• _Material for this task_
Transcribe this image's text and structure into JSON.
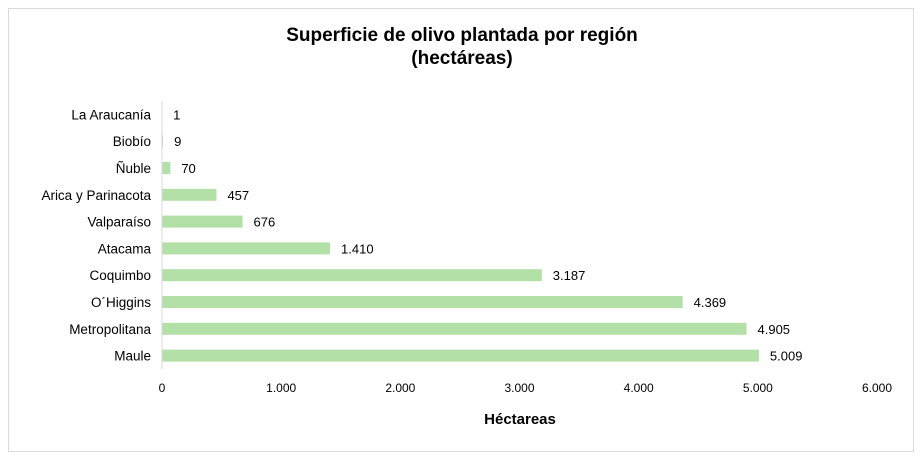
{
  "chart_data": {
    "type": "bar",
    "orientation": "horizontal",
    "title_lines": [
      "Superficie de olivo plantada por región",
      "(hectáreas)"
    ],
    "xlabel": "Héctareas",
    "ylabel": "",
    "categories": [
      "La Araucanía",
      "Biobío",
      "Ñuble",
      "Arica y Parinacota",
      "Valparaíso",
      "Atacama",
      "Coquimbo",
      "O´Higgins",
      "Metropolitana",
      "Maule"
    ],
    "values": [
      1,
      9,
      70,
      457,
      676,
      1410,
      3187,
      4369,
      4905,
      5009
    ],
    "data_labels": [
      "1",
      "9",
      "70",
      "457",
      "676",
      "1.410",
      "3.187",
      "4.369",
      "4.905",
      "5.009"
    ],
    "xlim": [
      0,
      6000
    ],
    "xticks": [
      0,
      1000,
      2000,
      3000,
      4000,
      5000,
      6000
    ],
    "xtick_labels": [
      "0",
      "1.000",
      "2.000",
      "3.000",
      "4.000",
      "5.000",
      "6.000"
    ],
    "grid": false,
    "legend": "none",
    "bar_color": "#b3e0a6"
  }
}
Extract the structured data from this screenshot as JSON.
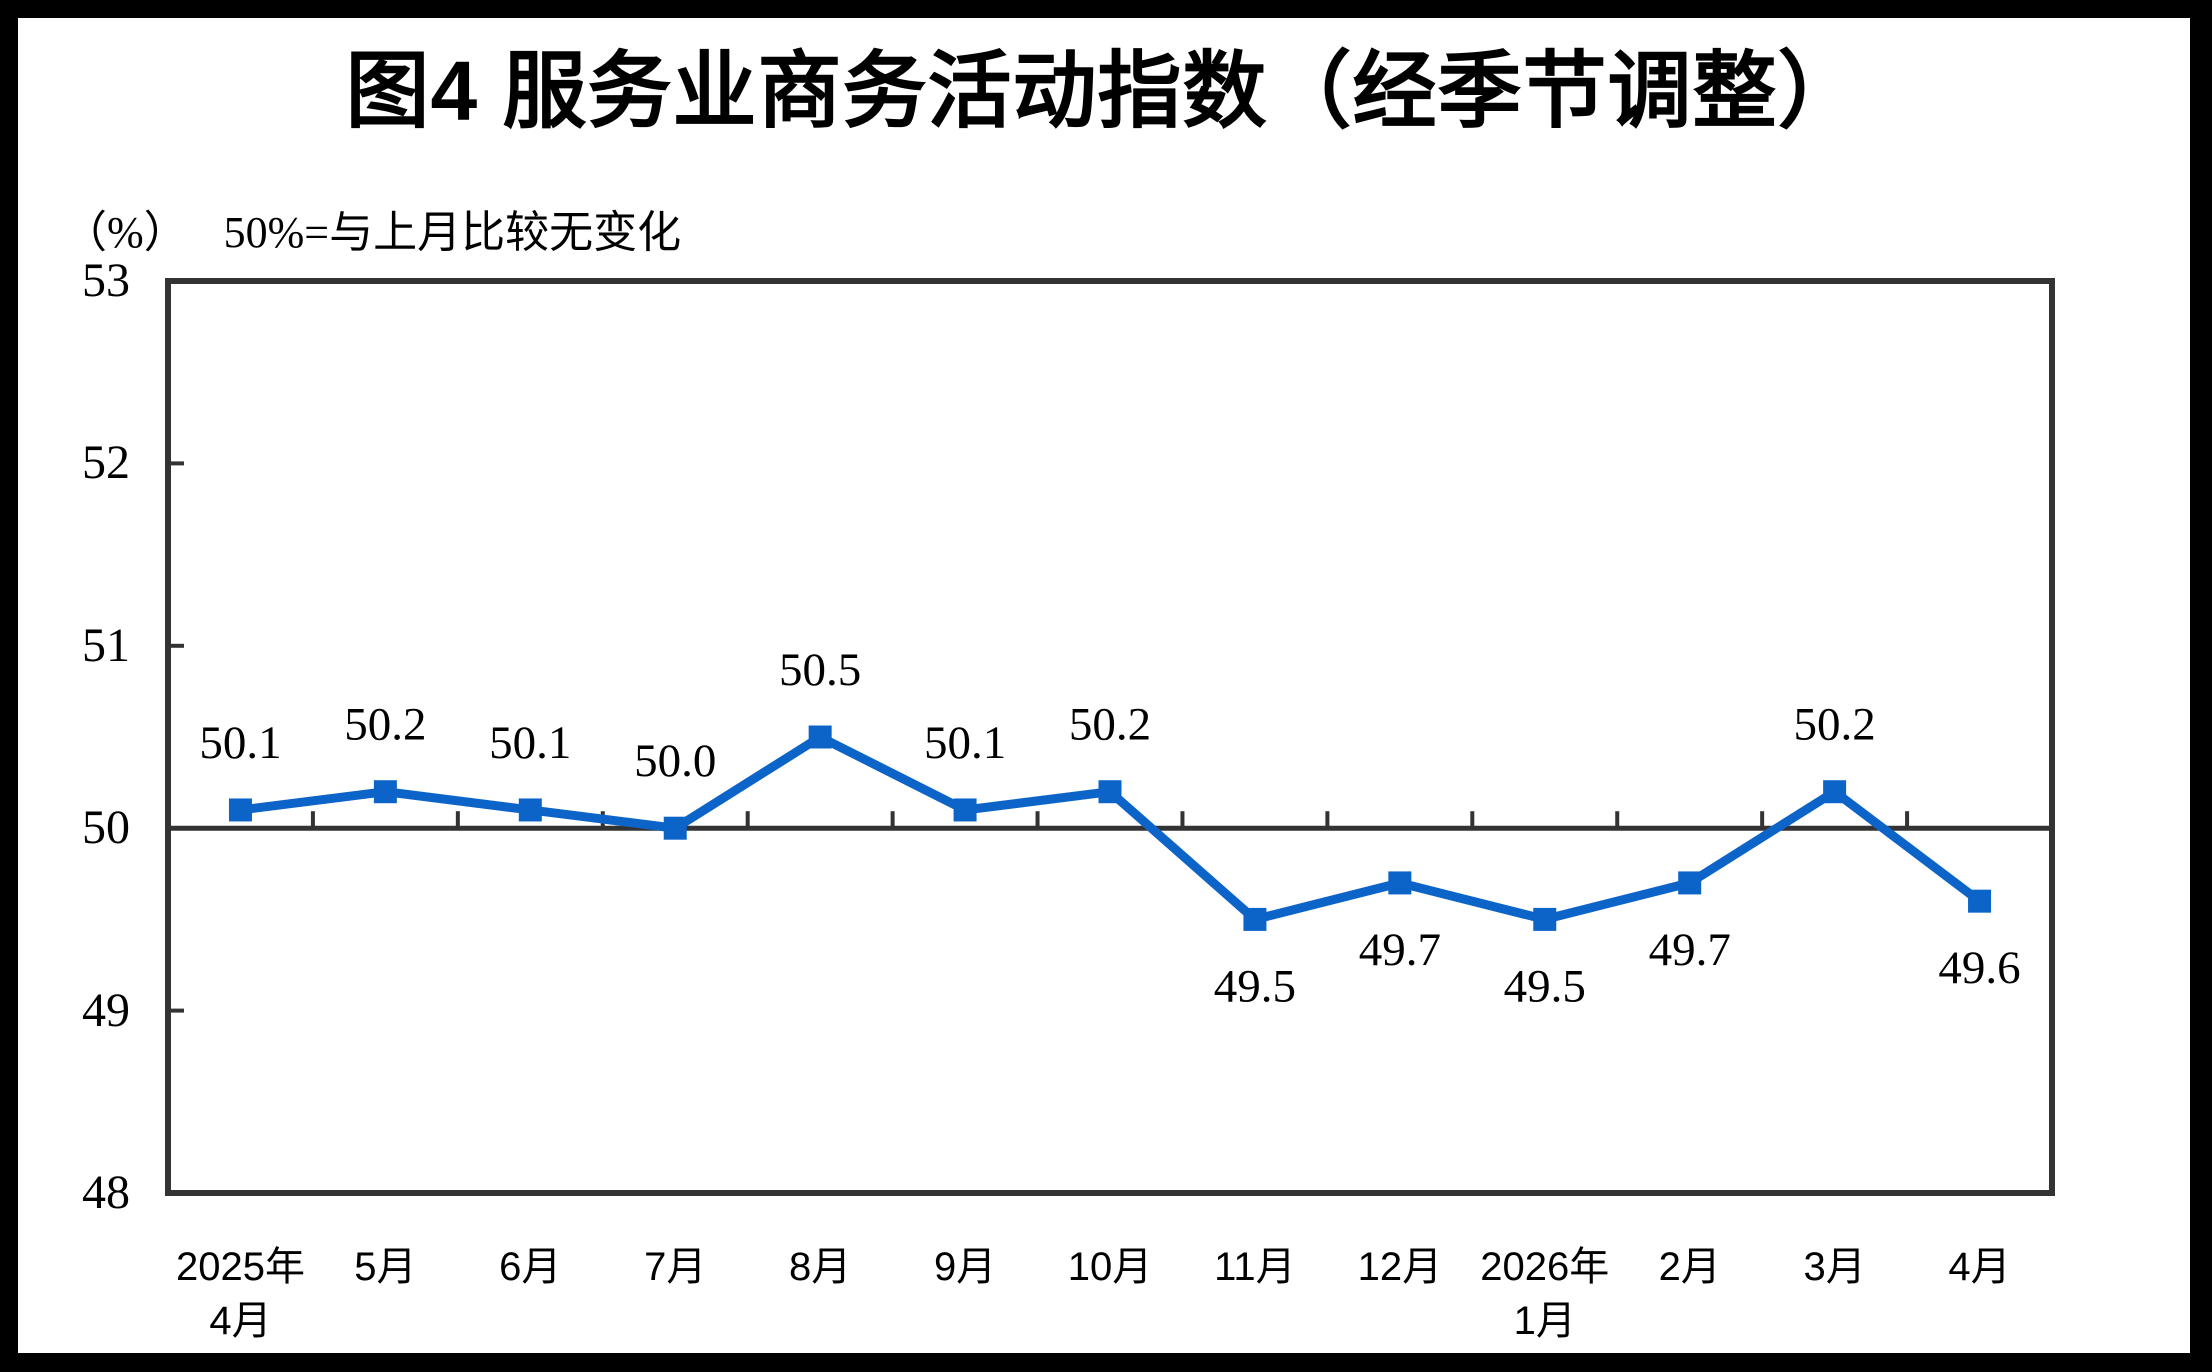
{
  "chart_data": {
    "type": "line",
    "title": "图4 服务业商务活动指数（经季节调整）",
    "unit_label": "（%）",
    "note": "50%=与上月比较无变化",
    "categories": [
      [
        "2025年",
        "4月"
      ],
      [
        "5月"
      ],
      [
        "6月"
      ],
      [
        "7月"
      ],
      [
        "8月"
      ],
      [
        "9月"
      ],
      [
        "10月"
      ],
      [
        "11月"
      ],
      [
        "12月"
      ],
      [
        "2026年",
        "1月"
      ],
      [
        "2月"
      ],
      [
        "3月"
      ],
      [
        "4月"
      ]
    ],
    "values": [
      50.1,
      50.2,
      50.1,
      50.0,
      50.5,
      50.1,
      50.2,
      49.5,
      49.7,
      49.5,
      49.7,
      50.2,
      49.6
    ],
    "data_labels": [
      "50.1",
      "50.2",
      "50.1",
      "50.0",
      "50.5",
      "50.1",
      "50.2",
      "49.5",
      "49.7",
      "49.5",
      "49.7",
      "50.2",
      "49.6"
    ],
    "ylim": [
      48,
      53
    ],
    "y_ticks": [
      53,
      52,
      51,
      50,
      49,
      48
    ],
    "axis_cross_value": 50,
    "grid": false,
    "legend": "none",
    "colors": {
      "line": "#0D64C8",
      "axis": "#333333",
      "text": "#000000",
      "background": "#FFFFFF",
      "frame": "#000000"
    }
  }
}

• _Requirement_
Scan the material above for the string "text" and return the lines that hold it.

• _The reply_
Transcribe this image's text and structure into JSON.
      "text": "#000000",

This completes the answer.